(Saved entries)
────────────────
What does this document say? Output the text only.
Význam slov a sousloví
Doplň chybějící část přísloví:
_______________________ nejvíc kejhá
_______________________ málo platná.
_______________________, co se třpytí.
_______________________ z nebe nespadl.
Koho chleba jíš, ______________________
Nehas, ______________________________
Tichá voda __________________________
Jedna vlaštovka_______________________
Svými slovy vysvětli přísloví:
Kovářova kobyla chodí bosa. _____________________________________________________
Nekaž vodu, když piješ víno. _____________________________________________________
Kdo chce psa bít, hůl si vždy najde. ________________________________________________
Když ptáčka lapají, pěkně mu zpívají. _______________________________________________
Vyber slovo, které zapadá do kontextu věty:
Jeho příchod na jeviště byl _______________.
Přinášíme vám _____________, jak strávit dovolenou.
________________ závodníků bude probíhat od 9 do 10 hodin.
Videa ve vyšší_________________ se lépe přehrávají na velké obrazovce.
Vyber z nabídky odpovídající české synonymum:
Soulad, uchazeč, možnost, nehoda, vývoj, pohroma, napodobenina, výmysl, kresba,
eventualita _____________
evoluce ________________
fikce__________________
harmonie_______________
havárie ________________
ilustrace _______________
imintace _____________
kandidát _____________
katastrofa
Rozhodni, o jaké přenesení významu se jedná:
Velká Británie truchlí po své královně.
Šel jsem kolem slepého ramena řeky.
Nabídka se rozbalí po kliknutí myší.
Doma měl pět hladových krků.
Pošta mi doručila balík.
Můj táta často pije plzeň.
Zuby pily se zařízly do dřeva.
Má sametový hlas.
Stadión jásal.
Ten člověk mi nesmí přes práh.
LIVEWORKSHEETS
────────────────
Pick each line holding the word "Vyber" out of the data and copy it.

OUTPUT:
Vyber slovo, které zapadá do kontextu věty:
Vyber z nabídky odpovídající české synonymum:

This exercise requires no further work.